[Entries with figure data]
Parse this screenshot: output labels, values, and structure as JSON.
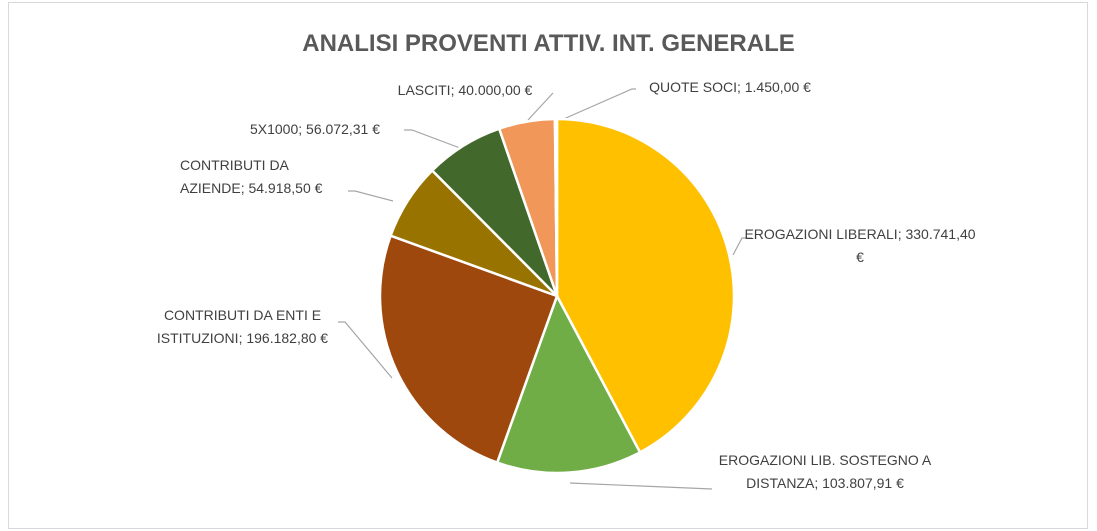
{
  "chart_data": {
    "type": "pie",
    "title": "ANALISI PROVENTI ATTIV. INT. GENERALE",
    "categories": [
      "EROGAZIONI LIBERALI",
      "EROGAZIONI LIB. SOSTEGNO A DISTANZA",
      "CONTRIBUTI DA ENTI E ISTITUZIONI",
      "CONTRIBUTI DA AZIENDE",
      "5X1000",
      "LASCITI",
      "QUOTE SOCI"
    ],
    "values": [
      330741.4,
      103807.91,
      196182.8,
      54918.5,
      56072.31,
      40000.0,
      1450.0
    ],
    "value_labels": [
      "330.741,40 €",
      "103.807,91 €",
      "196.182,80 €",
      "54.918,50 €",
      "56.072,31 €",
      "40.000,00 €",
      "1.450,00 €"
    ],
    "label_separator": "; ",
    "colors": [
      "#FFC000",
      "#70AD47",
      "#9E480E",
      "#997300",
      "#43682B",
      "#F1975A",
      "#A5A5A5"
    ]
  }
}
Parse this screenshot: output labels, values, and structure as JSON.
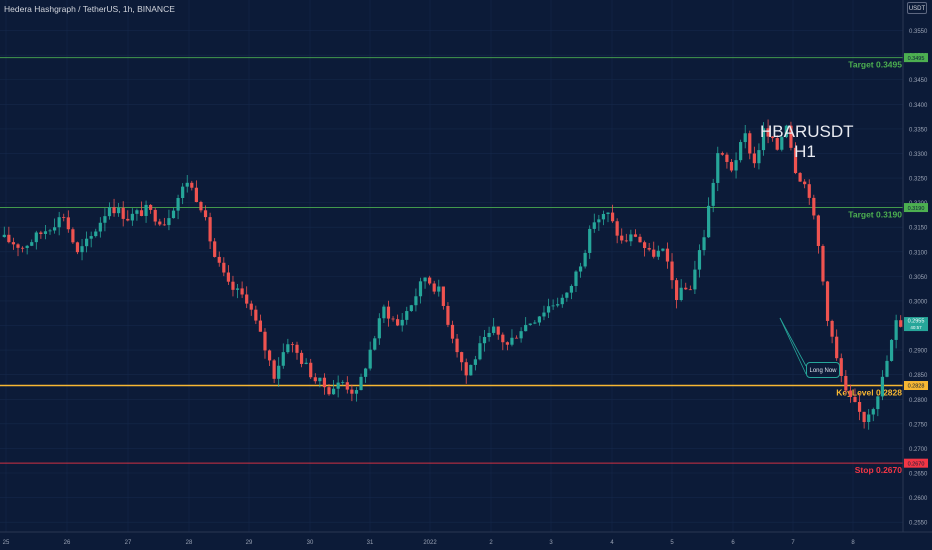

Written task: Repeat each record exactly, with the pictures left out.

Task answer:
Parse this screenshot: output labels, values, and structure as JSON.
{
  "chart_data": {
    "type": "pie",
    "title": "ANALISI PROVENTI ATTIV. INT. GENERALE",
    "categories": [
      "EROGAZIONI LIBERALI",
      "EROGAZIONI LIB. SOSTEGNO A DISTANZA",
      "CONTRIBUTI DA ENTI E ISTITUZIONI",
      "CONTRIBUTI DA AZIENDE",
      "5X1000",
      "LASCITI",
      "QUOTE SOCI"
    ],
    "values": [
      330741.4,
      103807.91,
      196182.8,
      54918.5,
      56072.31,
      40000.0,
      1450.0
    ],
    "value_labels": [
      "330.741,40 €",
      "103.807,91 €",
      "196.182,80 €",
      "54.918,50 €",
      "56.072,31 €",
      "40.000,00 €",
      "1.450,00 €"
    ],
    "label_separator": "; ",
    "colors": [
      "#FFC000",
      "#70AD47",
      "#9E480E",
      "#997300",
      "#43682B",
      "#F1975A",
      "#A5A5A5"
    ]
  }
}
Parse this screenshot: output labels, values, and structure as JSON.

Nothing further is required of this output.